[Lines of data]
****
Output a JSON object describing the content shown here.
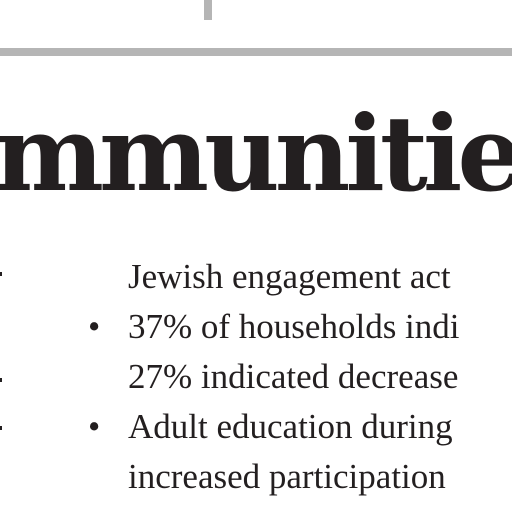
{
  "heading": {
    "text": "mmunities"
  },
  "lines": [
    {
      "bullet": "",
      "text": "Jewish engagement act"
    },
    {
      "bullet": "•",
      "text": "37% of households indi"
    },
    {
      "bullet": "",
      "text": "27% indicated decrease"
    },
    {
      "bullet": "•",
      "text": "Adult education during"
    },
    {
      "bullet": "",
      "text": "increased participation"
    }
  ]
}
****
> [Short problem] Copy every line of the listing that includes the string "text".

> [Result]
    "text": "mmunities"
      "text": "Jewish engagement act"
      "text": "37% of households indi"
      "text": "27% indicated decrease"
      "text": "Adult education during"
      "text": "increased participation"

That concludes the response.